▸ TASK TO COMPLETE
Locate each line in the records containing "乙方逾期交货的". Copy it.

▸ DATASET ROWS
^^^^

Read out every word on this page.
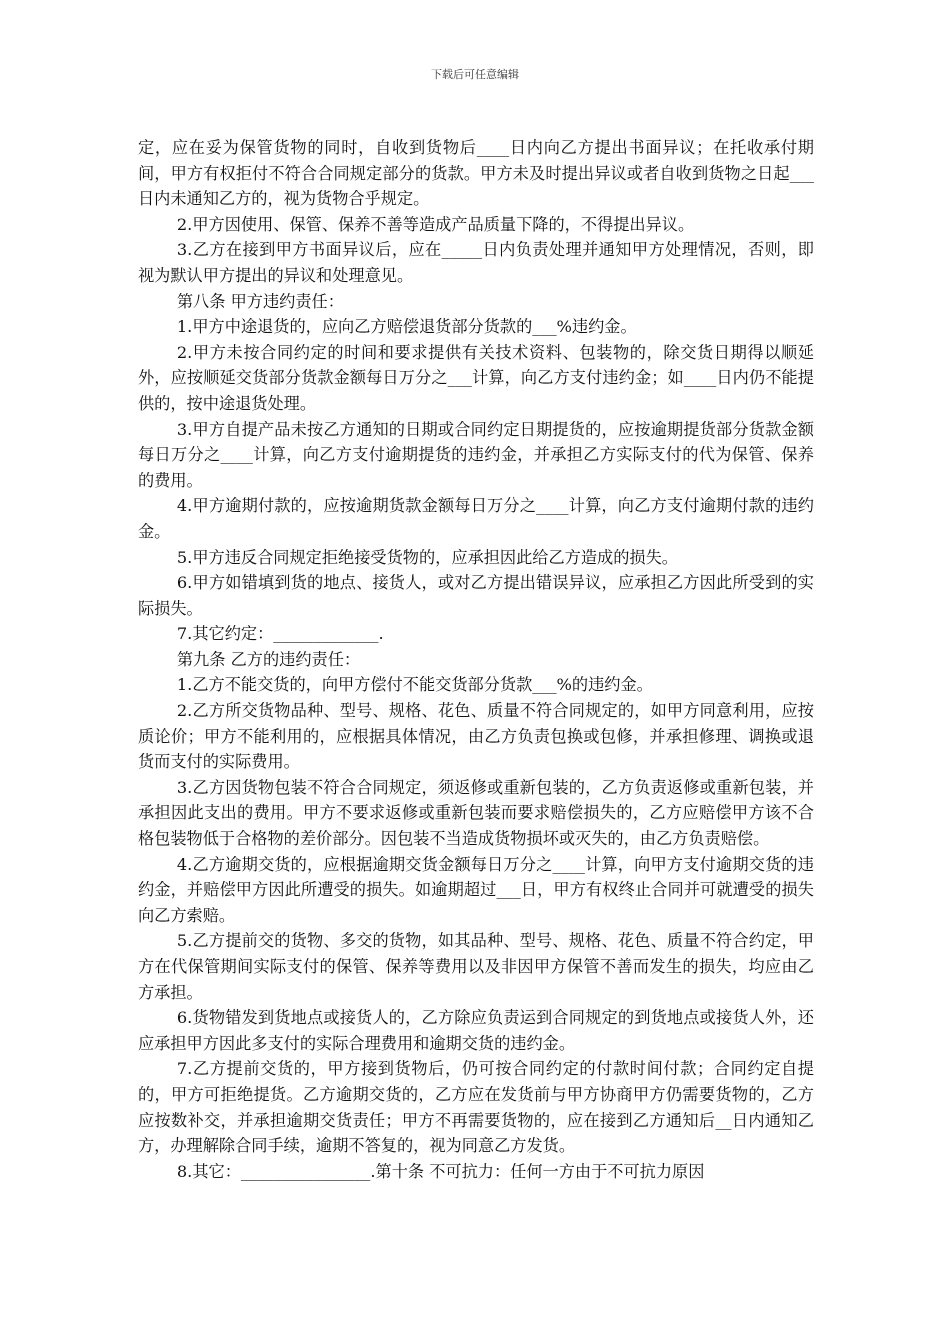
下载后可任意编辑

定，应在妥为保管货物的同时，自收到货物后____日内向乙方提出书面异议；在托收承付期间，甲方有权拒付不符合合同规定部分的货款。甲方未及时提出异议或者自收到货物之日起___日内未通知乙方的，视为货物合乎规定。

2.甲方因使用、保管、保养不善等造成产品质量下降的，不得提出异议。

3.乙方在接到甲方书面异议后，应在_____日内负责处理并通知甲方处理情况，否则，即视为默认甲方提出的异议和处理意见。

第八条 甲方违约责任：

1.甲方中途退货的，应向乙方赔偿退货部分货款的___%违约金。

2.甲方未按合同约定的时间和要求提供有关技术资料、包装物的，除交货日期得以顺延外，应按顺延交货部分货款金额每日万分之___计算，向乙方支付违约金；如____日内仍不能提供的，按中途退货处理。

3.甲方自提产品未按乙方通知的日期或合同约定日期提货的，应按逾期提货部分货款金额每日万分之____计算，向乙方支付逾期提货的违约金，并承担乙方实际支付的代为保管、保养的费用。

4.甲方逾期付款的，应按逾期货款金额每日万分之____计算，向乙方支付逾期付款的违约金。

5.甲方违反合同规定拒绝接受货物的，应承担因此给乙方造成的损失。

6.甲方如错填到货的地点、接货人，或对乙方提出错误异议，应承担乙方因此所受到的实际损失。

7.其它约定：_____________.

第九条 乙方的违约责任：

1.乙方不能交货的，向甲方偿付不能交货部分货款___%的违约金。

2.乙方所交货物品种、型号、规格、花色、质量不符合同规定的，如甲方同意利用，应按质论价；甲方不能利用的，应根据具体情况，由乙方负责包换或包修，并承担修理、调换或退货而支付的实际费用。

3.乙方因货物包装不符合合同规定，须返修或重新包装的，乙方负责返修或重新包装，并承担因此支出的费用。甲方不要求返修或重新包装而要求赔偿损失的，乙方应赔偿甲方该不合格包装物低于合格物的差价部分。因包装不当造成货物损坏或灭失的，由乙方负责赔偿。

4.乙方逾期交货的，应根据逾期交货金额每日万分之____计算，向甲方支付逾期交货的违约金，并赔偿甲方因此所遭受的损失。如逾期超过___日，甲方有权终止合同并可就遭受的损失向乙方索赔。

5.乙方提前交的货物、多交的货物，如其品种、型号、规格、花色、质量不符合约定，甲方在代保管期间实际支付的保管、保养等费用以及非因甲方保管不善而发生的损失，均应由乙方承担。

6.货物错发到货地点或接货人的，乙方除应负责运到合同规定的到货地点或接货人外，还应承担甲方因此多支付的实际合理费用和逾期交货的违约金。

7.乙方提前交货的，甲方接到货物后，仍可按合同约定的付款时间付款；合同约定自提的，甲方可拒绝提货。乙方逾期交货的，乙方应在发货前与甲方协商甲方仍需要货物的，乙方应按数补交，并承担逾期交货责任；甲方不再需要货物的，应在接到乙方通知后__日内通知乙方，办理解除合同手续，逾期不答复的，视为同意乙方发货。

8.其它：________________.第十条 不可抗力：任何一方由于不可抗力原因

^^^^

▸ WRITTEN RESPONSE
4.乙方逾期交货的，应根据逾期交货金额每日万分之____计算，向甲方支付逾期交货的违约金，并赔偿甲方因此所遭受的损失。如逾期超过___日，甲方有权终止合同并可就遭受的损失向乙方索赔。
7.乙方提前交货的，甲方接到货物后，仍可按合同约定的付款时间付款；合同约定自提的，甲方可拒绝提货。乙方逾期交货的，乙方应在发货前与甲方协商甲方仍需要货物的，乙方应按数补交，并承担逾期交货责任；甲方不再需要货物的，应在接到乙方通知后__日内通知乙方，办理解除合同手续，逾期不答复的，视为同意乙方发货。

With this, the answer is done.